How many lines in the items below contain the string "axis"? Reply with the number alone.
________
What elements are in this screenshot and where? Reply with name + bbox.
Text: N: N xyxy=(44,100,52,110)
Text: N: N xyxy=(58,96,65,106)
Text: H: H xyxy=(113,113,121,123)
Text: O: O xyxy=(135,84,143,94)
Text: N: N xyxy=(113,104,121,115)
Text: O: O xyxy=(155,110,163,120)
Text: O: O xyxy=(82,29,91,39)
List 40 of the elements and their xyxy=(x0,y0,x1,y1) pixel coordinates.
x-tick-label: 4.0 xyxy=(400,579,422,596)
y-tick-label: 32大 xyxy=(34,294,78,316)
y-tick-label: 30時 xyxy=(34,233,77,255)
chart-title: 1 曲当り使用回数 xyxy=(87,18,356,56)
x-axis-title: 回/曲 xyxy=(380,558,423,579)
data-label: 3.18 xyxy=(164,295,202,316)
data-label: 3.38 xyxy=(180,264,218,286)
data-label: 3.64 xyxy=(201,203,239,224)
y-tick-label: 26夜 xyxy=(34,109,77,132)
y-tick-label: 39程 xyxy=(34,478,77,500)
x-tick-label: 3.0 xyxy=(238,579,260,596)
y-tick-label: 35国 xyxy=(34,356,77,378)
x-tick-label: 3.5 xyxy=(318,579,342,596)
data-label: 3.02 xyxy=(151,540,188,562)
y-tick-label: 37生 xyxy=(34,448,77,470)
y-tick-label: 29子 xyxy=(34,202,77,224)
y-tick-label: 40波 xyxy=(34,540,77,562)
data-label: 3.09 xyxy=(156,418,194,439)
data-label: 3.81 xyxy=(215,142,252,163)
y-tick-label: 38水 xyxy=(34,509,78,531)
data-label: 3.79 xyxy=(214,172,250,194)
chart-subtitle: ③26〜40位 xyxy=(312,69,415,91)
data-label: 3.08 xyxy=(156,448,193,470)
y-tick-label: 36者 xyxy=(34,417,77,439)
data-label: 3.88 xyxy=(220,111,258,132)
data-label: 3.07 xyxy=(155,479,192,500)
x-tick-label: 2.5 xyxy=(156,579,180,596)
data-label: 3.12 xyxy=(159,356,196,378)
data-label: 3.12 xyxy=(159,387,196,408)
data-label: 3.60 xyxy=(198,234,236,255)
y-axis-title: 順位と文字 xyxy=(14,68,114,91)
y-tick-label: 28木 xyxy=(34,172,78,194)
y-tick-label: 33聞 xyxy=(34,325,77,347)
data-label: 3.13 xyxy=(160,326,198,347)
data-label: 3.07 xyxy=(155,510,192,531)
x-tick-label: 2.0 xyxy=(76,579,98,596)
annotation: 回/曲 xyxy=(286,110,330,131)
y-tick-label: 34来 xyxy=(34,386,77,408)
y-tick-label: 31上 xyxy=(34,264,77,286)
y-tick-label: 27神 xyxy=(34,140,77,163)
________
**Response below**.
2